▶ _DATA ROWS_
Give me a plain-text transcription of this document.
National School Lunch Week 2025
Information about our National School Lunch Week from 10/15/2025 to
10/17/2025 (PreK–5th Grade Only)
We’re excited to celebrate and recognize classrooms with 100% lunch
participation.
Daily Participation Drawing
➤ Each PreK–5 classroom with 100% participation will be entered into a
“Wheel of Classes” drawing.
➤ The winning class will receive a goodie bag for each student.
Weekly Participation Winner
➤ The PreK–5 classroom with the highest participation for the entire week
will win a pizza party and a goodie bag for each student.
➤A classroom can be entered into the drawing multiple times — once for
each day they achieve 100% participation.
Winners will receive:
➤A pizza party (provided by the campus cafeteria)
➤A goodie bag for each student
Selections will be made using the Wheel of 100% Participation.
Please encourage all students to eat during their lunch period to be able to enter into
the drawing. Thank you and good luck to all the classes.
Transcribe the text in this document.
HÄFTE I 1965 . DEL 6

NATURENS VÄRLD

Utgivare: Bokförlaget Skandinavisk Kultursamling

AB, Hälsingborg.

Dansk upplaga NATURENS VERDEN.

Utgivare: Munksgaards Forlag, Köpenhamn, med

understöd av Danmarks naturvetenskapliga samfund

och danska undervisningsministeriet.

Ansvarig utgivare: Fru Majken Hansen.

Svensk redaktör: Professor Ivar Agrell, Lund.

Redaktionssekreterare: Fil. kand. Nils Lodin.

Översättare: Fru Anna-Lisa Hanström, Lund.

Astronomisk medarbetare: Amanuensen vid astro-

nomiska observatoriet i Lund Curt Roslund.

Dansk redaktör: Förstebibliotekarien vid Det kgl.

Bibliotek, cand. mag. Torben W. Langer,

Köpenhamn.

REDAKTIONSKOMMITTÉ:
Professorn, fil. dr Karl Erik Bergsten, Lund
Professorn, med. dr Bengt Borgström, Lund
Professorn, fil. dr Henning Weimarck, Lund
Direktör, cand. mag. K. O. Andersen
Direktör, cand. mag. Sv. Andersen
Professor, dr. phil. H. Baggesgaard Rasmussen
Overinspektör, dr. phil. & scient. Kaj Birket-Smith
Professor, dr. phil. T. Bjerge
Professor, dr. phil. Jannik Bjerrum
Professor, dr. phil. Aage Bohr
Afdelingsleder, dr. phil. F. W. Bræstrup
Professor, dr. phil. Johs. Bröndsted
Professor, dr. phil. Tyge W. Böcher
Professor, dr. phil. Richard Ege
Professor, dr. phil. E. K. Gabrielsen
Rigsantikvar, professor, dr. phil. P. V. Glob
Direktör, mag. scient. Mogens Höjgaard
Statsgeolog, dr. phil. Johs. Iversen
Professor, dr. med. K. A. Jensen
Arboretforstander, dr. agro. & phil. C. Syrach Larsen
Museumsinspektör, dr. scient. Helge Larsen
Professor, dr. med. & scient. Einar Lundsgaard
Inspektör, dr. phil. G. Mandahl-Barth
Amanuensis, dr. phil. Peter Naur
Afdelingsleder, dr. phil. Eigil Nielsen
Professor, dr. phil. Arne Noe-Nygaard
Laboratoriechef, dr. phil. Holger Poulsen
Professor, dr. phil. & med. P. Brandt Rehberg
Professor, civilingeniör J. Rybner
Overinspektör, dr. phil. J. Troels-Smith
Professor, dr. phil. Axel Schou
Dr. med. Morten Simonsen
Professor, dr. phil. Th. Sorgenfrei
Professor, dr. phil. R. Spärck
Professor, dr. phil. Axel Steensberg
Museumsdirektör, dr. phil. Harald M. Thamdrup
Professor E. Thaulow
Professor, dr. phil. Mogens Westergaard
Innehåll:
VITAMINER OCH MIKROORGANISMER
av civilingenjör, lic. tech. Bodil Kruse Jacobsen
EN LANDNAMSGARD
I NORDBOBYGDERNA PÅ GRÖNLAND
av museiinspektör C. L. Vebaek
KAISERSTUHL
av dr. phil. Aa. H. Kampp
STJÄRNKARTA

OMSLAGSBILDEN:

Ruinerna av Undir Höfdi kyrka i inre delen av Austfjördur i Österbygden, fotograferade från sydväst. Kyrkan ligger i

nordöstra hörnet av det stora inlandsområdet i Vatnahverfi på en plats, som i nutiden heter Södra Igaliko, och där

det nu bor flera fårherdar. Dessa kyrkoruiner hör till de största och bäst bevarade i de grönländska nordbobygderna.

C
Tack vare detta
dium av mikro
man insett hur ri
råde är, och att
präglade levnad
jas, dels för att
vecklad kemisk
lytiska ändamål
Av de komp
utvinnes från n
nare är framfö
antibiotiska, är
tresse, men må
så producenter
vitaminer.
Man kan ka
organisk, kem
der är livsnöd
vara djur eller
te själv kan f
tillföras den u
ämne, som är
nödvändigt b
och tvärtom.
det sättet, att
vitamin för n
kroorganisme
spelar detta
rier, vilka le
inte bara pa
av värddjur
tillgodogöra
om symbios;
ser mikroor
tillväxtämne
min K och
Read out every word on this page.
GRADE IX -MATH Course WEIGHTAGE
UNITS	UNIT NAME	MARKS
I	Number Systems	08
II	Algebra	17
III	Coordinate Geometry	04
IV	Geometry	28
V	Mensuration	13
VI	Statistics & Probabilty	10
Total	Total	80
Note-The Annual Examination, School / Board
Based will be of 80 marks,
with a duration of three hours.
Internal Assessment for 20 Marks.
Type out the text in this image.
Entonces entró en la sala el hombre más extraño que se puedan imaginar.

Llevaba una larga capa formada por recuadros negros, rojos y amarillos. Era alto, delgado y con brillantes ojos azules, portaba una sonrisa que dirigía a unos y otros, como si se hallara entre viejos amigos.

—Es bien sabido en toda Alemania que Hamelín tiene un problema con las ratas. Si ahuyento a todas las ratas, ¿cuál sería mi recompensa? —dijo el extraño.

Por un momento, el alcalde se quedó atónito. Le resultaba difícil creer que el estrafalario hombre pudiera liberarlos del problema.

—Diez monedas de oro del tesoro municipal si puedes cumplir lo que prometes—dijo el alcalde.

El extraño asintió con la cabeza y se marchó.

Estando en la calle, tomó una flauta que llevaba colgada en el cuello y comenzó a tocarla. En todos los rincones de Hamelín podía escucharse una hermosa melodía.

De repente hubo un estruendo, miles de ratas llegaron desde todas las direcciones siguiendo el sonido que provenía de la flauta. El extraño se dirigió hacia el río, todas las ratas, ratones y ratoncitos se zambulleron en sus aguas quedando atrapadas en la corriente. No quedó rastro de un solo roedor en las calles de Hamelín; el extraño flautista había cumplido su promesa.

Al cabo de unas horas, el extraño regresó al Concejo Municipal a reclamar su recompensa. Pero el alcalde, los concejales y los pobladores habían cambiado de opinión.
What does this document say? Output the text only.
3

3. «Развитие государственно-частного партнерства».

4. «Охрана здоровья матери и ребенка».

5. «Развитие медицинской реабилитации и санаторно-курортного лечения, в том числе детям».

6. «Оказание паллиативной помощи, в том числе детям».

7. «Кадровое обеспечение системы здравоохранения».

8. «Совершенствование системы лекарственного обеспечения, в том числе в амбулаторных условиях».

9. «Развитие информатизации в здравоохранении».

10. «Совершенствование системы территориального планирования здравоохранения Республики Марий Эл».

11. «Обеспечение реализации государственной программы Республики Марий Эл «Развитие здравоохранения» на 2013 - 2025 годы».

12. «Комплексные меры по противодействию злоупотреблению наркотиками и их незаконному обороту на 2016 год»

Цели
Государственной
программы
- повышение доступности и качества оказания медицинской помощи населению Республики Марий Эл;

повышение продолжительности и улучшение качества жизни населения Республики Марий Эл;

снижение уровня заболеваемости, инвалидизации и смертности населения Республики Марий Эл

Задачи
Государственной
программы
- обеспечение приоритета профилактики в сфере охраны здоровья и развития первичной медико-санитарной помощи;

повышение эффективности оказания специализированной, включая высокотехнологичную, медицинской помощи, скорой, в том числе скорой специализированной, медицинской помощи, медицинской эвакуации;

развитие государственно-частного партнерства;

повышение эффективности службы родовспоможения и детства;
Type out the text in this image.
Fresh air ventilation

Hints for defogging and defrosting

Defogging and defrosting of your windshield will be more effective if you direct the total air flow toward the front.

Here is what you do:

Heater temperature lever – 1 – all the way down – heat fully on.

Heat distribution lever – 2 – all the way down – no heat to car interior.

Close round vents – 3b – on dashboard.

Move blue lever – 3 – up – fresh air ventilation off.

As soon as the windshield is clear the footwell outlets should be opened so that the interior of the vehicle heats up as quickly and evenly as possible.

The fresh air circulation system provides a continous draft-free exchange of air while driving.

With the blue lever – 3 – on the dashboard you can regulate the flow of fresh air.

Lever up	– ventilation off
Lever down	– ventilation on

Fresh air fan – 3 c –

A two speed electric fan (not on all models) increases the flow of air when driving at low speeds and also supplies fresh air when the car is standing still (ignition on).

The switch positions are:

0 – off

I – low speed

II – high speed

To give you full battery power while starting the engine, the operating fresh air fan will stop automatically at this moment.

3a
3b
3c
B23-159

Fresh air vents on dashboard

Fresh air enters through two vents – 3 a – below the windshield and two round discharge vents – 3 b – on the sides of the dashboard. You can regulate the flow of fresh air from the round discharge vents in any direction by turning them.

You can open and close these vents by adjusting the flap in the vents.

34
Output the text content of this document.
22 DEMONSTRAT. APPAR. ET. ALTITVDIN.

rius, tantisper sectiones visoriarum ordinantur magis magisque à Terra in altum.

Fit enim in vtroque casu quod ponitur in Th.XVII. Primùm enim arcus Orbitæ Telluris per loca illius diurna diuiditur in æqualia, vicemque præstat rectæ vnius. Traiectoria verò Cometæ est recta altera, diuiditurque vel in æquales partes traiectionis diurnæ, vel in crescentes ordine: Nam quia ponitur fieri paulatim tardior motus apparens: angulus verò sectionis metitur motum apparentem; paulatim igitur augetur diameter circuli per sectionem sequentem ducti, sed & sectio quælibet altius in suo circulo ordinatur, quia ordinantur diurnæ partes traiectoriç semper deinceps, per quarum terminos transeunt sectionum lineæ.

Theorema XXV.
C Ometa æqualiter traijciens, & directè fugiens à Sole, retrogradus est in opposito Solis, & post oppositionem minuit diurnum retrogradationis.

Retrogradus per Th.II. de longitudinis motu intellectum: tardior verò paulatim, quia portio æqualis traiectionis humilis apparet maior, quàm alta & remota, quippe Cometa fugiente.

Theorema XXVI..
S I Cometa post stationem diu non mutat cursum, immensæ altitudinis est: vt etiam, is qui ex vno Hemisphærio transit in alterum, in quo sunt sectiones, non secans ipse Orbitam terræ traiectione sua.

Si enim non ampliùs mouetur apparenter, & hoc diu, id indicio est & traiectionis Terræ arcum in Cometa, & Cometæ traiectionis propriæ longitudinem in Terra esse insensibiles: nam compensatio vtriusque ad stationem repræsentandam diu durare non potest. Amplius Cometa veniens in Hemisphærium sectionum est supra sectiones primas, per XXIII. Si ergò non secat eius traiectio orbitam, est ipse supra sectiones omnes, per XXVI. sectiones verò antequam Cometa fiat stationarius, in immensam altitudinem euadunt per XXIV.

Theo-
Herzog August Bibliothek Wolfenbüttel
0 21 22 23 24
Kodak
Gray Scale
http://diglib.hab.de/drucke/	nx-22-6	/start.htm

▶ _TO BE DONE_
Pick out every line above that holds the word "receive" and copy it.

▶ _RESULT OF THIS EXERCISE_
➤ The winning class will receive a goodie bag for each student.
Winners will receive:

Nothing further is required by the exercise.